Directive: In the material below, find each line holding the string "DROP" and copy it.

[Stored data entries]
■ ■ ■ ■ ■ ■ ■

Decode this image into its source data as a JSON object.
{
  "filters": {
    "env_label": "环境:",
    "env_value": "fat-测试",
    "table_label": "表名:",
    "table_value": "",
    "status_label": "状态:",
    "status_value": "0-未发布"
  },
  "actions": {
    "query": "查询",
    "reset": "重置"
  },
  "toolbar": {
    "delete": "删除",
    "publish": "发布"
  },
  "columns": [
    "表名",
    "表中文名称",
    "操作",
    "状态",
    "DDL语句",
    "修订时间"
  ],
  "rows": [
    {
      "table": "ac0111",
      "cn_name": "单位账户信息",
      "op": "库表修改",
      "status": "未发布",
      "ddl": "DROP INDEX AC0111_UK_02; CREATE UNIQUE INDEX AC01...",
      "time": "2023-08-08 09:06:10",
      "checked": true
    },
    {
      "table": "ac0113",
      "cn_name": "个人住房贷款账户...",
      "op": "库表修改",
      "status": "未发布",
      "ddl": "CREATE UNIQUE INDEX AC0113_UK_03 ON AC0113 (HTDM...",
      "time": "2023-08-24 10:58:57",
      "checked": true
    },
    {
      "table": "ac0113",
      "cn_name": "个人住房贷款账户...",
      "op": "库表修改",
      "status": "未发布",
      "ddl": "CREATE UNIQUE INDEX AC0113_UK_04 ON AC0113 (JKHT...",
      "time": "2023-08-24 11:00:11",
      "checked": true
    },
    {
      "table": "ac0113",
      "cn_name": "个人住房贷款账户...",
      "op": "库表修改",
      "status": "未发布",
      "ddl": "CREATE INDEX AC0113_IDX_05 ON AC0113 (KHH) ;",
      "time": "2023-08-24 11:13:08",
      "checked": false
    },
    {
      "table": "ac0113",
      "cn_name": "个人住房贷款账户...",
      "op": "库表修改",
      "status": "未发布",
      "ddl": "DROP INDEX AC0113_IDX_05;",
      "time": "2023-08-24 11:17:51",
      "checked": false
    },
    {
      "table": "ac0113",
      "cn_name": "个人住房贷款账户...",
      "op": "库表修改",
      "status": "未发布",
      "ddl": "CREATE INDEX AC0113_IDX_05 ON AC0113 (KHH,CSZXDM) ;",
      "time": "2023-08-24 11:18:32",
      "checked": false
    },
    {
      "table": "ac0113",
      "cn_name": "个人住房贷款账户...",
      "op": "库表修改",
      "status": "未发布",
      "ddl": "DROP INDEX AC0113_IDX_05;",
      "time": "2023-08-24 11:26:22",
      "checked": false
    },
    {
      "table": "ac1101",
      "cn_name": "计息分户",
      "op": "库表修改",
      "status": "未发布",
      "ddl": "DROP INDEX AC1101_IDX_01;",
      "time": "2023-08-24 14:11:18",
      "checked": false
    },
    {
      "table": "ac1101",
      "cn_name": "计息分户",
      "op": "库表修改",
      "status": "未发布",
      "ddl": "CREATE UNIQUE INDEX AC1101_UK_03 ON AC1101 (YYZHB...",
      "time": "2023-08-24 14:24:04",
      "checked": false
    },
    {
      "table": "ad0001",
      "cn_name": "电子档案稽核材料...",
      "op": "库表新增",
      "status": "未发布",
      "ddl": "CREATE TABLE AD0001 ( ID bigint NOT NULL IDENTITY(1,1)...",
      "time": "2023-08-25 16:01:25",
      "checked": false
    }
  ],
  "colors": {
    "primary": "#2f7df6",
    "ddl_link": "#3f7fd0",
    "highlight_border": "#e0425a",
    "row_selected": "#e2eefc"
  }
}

■ ■ ■ ■ ■ ■ ■

Answer in full:
      "ddl": "DROP INDEX AC0111_UK_02; CREATE UNIQUE INDEX AC01...",
      "ddl": "DROP INDEX AC0113_IDX_05;",
      "ddl": "DROP INDEX AC0113_IDX_05;",
      "ddl": "DROP INDEX AC1101_IDX_01;",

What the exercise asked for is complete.